TASK: Begin at the line that holds "Extract all readable text from this page." and copy each line exactly until the data below ends, including that last line but no pictures.

▽

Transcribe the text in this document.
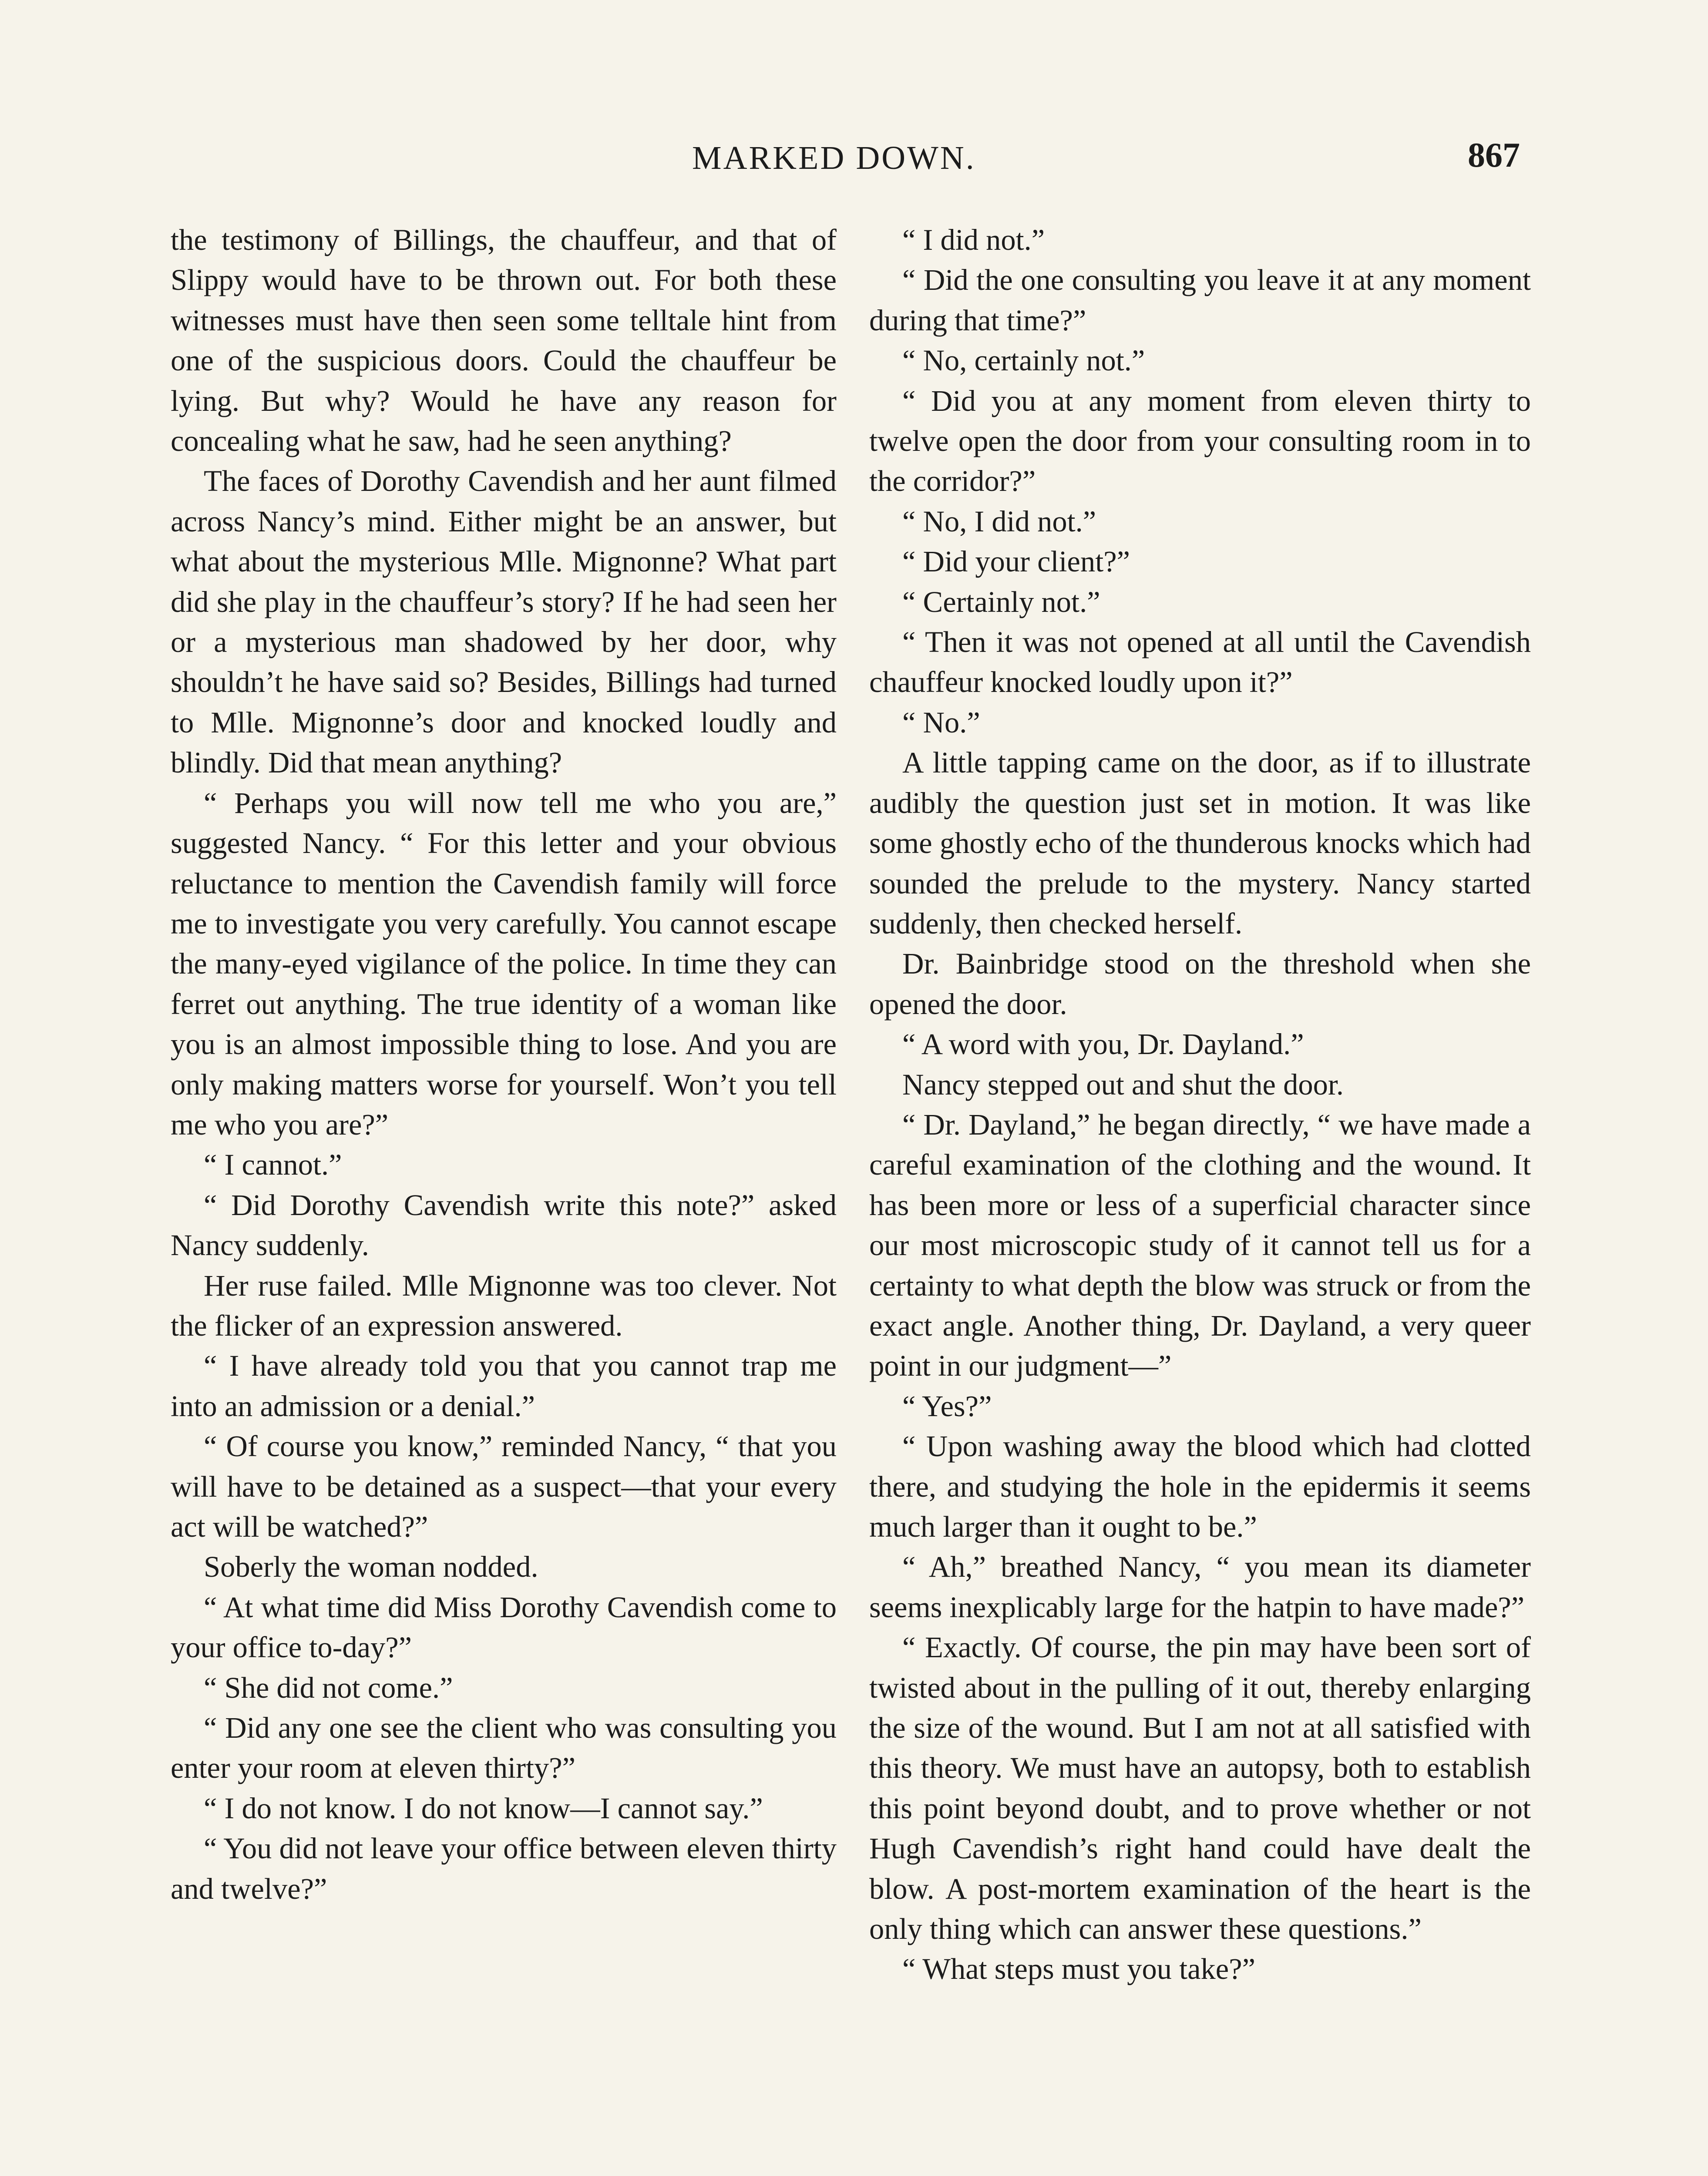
MARKED DOWN.	867

the testimony of Billings, the chauffeur, and that of Slippy would have to be thrown out. For both these witnesses must have then seen some telltale hint from one of the suspicious doors. Could the chauffeur be lying. But why? Would he have any reason for concealing what he saw, had he seen anything?

The faces of Dorothy Cavendish and her aunt filmed across Nancy’s mind. Either might be an answer, but what about the mysterious Mlle. Mignonne? What part did she play in the chauffeur’s story? If he had seen her or a mysterious man shadowed by her door, why shouldn’t he have said so? Besides, Billings had turned to Mlle. Mignonne’s door and knocked loudly and blindly. Did that mean anything?

“ Perhaps you will now tell me who you are,” suggested Nancy. “ For this letter and your obvious reluctance to mention the Cavendish family will force me to investigate you very carefully. You cannot escape the many-eyed vigilance of the police. In time they can ferret out anything. The true identity of a woman like you is an almost impossible thing to lose. And you are only making matters worse for yourself. Won’t you tell me who you are?”

“ I cannot.”

“ Did Dorothy Cavendish write this note?” asked Nancy suddenly.

Her ruse failed. Mlle Mignonne was too clever. Not the flicker of an expression answered.

“ I have already told you that you cannot trap me into an admission or a denial.”

“ Of course you know,” reminded Nancy, “ that you will have to be detained as a suspect—that your every act will be watched?”

Soberly the woman nodded.

“ At what time did Miss Dorothy Cavendish come to your office to-day?”

“ She did not come.”

“ Did any one see the client who was consulting you enter your room at eleven thirty?”

“ I do not know. I do not know—I cannot say.”

“ You did not leave your office between eleven thirty and twelve?”

“ I did not.”

“ Did the one consulting you leave it at any moment during that time?”

“ No, certainly not.”

“ Did you at any moment from eleven thirty to twelve open the door from your consulting room in to the corridor?”

“ No, I did not.”

“ Did your client?”

“ Certainly not.”

“ Then it was not opened at all until the Cavendish chauffeur knocked loudly upon it?”

“ No.”

A little tapping came on the door, as if to illustrate audibly the question just set in motion. It was like some ghostly echo of the thunderous knocks which had sounded the prelude to the mystery. Nancy started suddenly, then checked herself.

Dr. Bainbridge stood on the threshold when she opened the door.

“ A word with you, Dr. Dayland.”

Nancy stepped out and shut the door.

“ Dr. Dayland,” he began directly, “ we have made a careful examination of the clothing and the wound. It has been more or less of a superficial character since our most microscopic study of it cannot tell us for a certainty to what depth the blow was struck or from the exact angle. Another thing, Dr. Dayland, a very queer point in our judgment—”

“ Yes?”

“ Upon washing away the blood which had clotted there, and studying the hole in the epidermis it seems much larger than it ought to be.”

“ Ah,” breathed Nancy, “ you mean its diameter seems inexplicably large for the hatpin to have made?”

“ Exactly. Of course, the pin may have been sort of twisted about in the pulling of it out, thereby enlarging the size of the wound. But I am not at all satisfied with this theory. We must have an autopsy, both to establish this point beyond doubt, and to prove whether or not Hugh Cavendish’s right hand could have dealt the blow. A post-mortem examination of the heart is the only thing which can answer these questions.”

“ What steps must you take?”
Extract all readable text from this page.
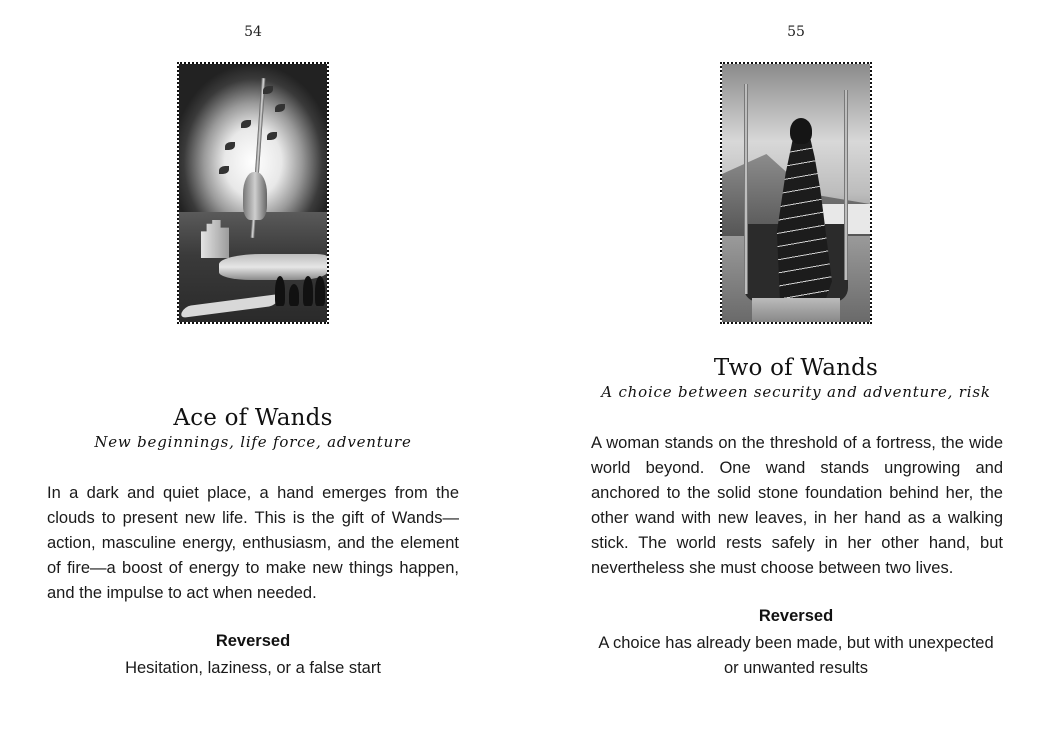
54
Ace of Wands
New beginnings, life force, adventure

In a dark and quiet place, a hand emerges from the clouds to present new life. This is the gift of Wands—action, masculine energy, enthusiasm, and the element of fire—a boost of energy to make new things happen, and the impulse to act when needed.

Reversed
Hesitation, laziness, or a false start
55
Two of Wands
A choice between security and adventure, risk

A woman stands on the threshold of a fortress, the wide world beyond. One wand stands ungrowing and anchored to the solid stone foundation behind her, the other wand with new leaves, in her hand as a walking stick. The world rests safely in her other hand, but nevertheless she must choose between two lives.

Reversed
A choice has already been made, but with unexpected or unwanted results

△

FINISHED TASK:
Extract all readable text from this page.
54
Ace of Wands
New beginnings, life force, adventure

In a dark and quiet place, a hand emerges from the clouds to present new life. This is the gift of Wands—action, masculine energy, enthusiasm, and the element of fire—a boost of energy to make new things happen, and the impulse to act when needed.

Reversed
Hesitation, laziness, or a false start
55
Two of Wands
A choice between security and adventure, risk

A woman stands on the threshold of a fortress, the wide world beyond. One wand stands ungrowing and anchored to the solid stone foundation behind her, the other wand with new leaves, in her hand as a walking stick. The world rests safely in her other hand, but nevertheless she must choose between two lives.

Reversed
A choice has already been made, but with unexpected or unwanted results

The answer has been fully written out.